GOAL - Extract the text of each entry below exactly, leaving every image behind.

BEGIN MATERIAL FOR THE TASK

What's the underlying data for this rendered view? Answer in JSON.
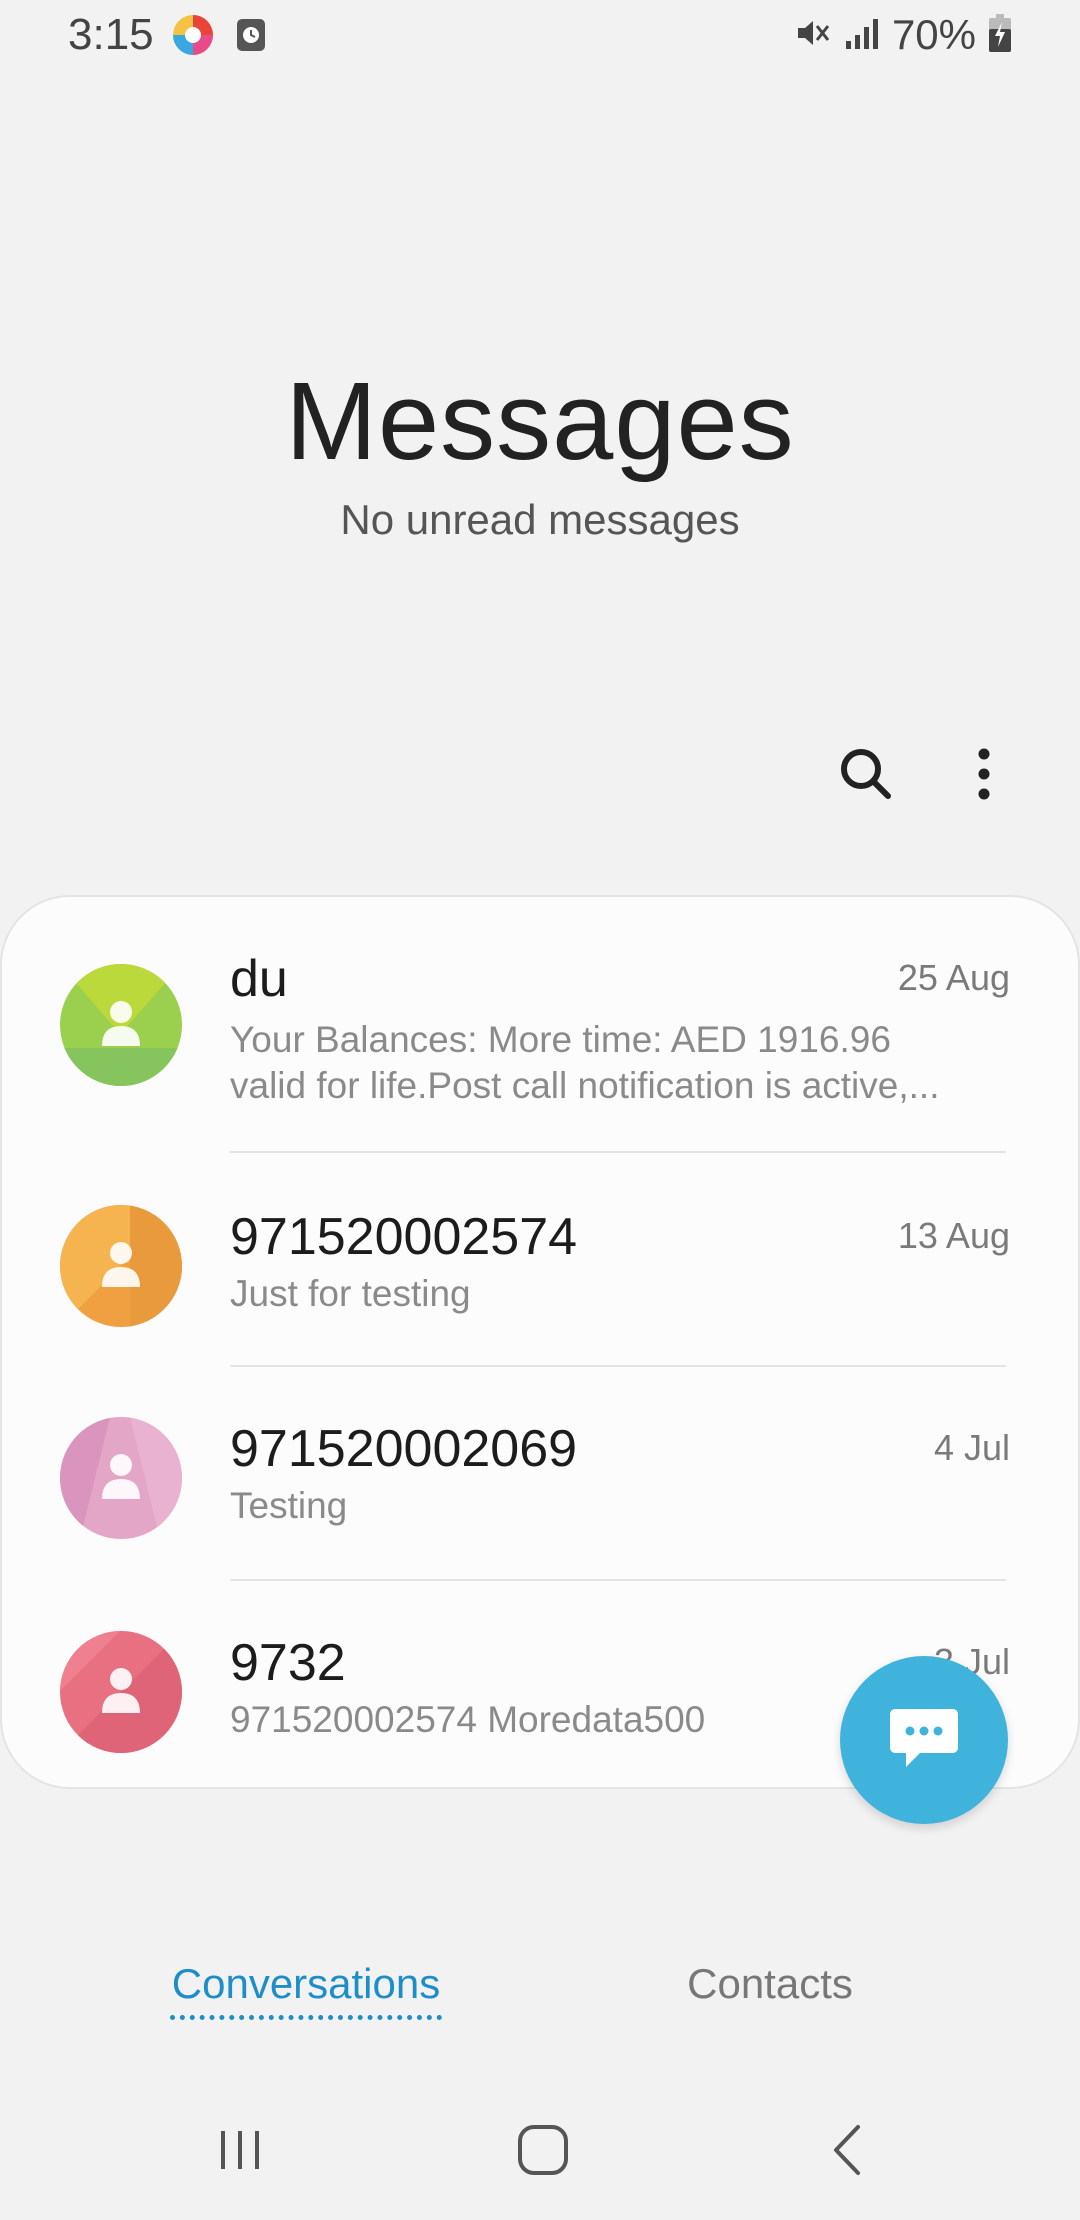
{
  "status_bar": {
    "time": "3:15",
    "battery_percent": "70%",
    "icons": [
      "app-notification-icon",
      "clock-app-icon",
      "mute-icon",
      "signal-icon",
      "battery-charging-icon"
    ]
  },
  "header": {
    "title": "Messages",
    "subtitle": "No unread messages"
  },
  "toolbar": {
    "icons": [
      "search-icon",
      "more-options-icon"
    ]
  },
  "conversations": [
    {
      "name": "du",
      "date": "25 Aug",
      "preview_line1": "Your Balances: More time: AED 1916.96",
      "preview_line2": "valid for life.Post call notification is active,...",
      "avatar_color": "#9bd04f"
    },
    {
      "name": "971520002574",
      "date": "13 Aug",
      "preview_line1": "Just for testing",
      "avatar_color": "#f0a040"
    },
    {
      "name": "971520002069",
      "date": "4 Jul",
      "preview_line1": "Testing",
      "avatar_color": "#e0a0c8"
    },
    {
      "name": "9732",
      "date": "3 Jul",
      "preview_line1": "971520002574 Moredata500",
      "avatar_color": "#e87080"
    }
  ],
  "fab": {
    "icon": "compose-message-icon",
    "color": "#3fb3dc"
  },
  "tabs": [
    {
      "label": "Conversations",
      "active": true
    },
    {
      "label": "Contacts",
      "active": false
    }
  ],
  "colors": {
    "accent": "#1e8ec9",
    "background": "#f2f2f2"
  },
  "nav_bar": {
    "icons": [
      "recents-icon",
      "home-icon",
      "back-icon"
    ]
  }
}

END MATERIAL FOR THE TASK

EXERCISE ANSWER -
What's the underlying data for this rendered view? Answer in JSON.
{
  "status_bar": {
    "time": "3:15",
    "battery_percent": "70%",
    "icons": [
      "app-notification-icon",
      "clock-app-icon",
      "mute-icon",
      "signal-icon",
      "battery-charging-icon"
    ]
  },
  "header": {
    "title": "Messages",
    "subtitle": "No unread messages"
  },
  "toolbar": {
    "icons": [
      "search-icon",
      "more-options-icon"
    ]
  },
  "conversations": [
    {
      "name": "du",
      "date": "25 Aug",
      "preview_line1": "Your Balances: More time: AED 1916.96",
      "preview_line2": "valid for life.Post call notification is active,...",
      "avatar_color": "#9bd04f"
    },
    {
      "name": "971520002574",
      "date": "13 Aug",
      "preview_line1": "Just for testing",
      "avatar_color": "#f0a040"
    },
    {
      "name": "971520002069",
      "date": "4 Jul",
      "preview_line1": "Testing",
      "avatar_color": "#e0a0c8"
    },
    {
      "name": "9732",
      "date": "3 Jul",
      "preview_line1": "971520002574 Moredata500",
      "avatar_color": "#e87080"
    }
  ],
  "fab": {
    "icon": "compose-message-icon",
    "color": "#3fb3dc"
  },
  "tabs": [
    {
      "label": "Conversations",
      "active": true
    },
    {
      "label": "Contacts",
      "active": false
    }
  ],
  "colors": {
    "accent": "#1e8ec9",
    "background": "#f2f2f2"
  },
  "nav_bar": {
    "icons": [
      "recents-icon",
      "home-icon",
      "back-icon"
    ]
  }
}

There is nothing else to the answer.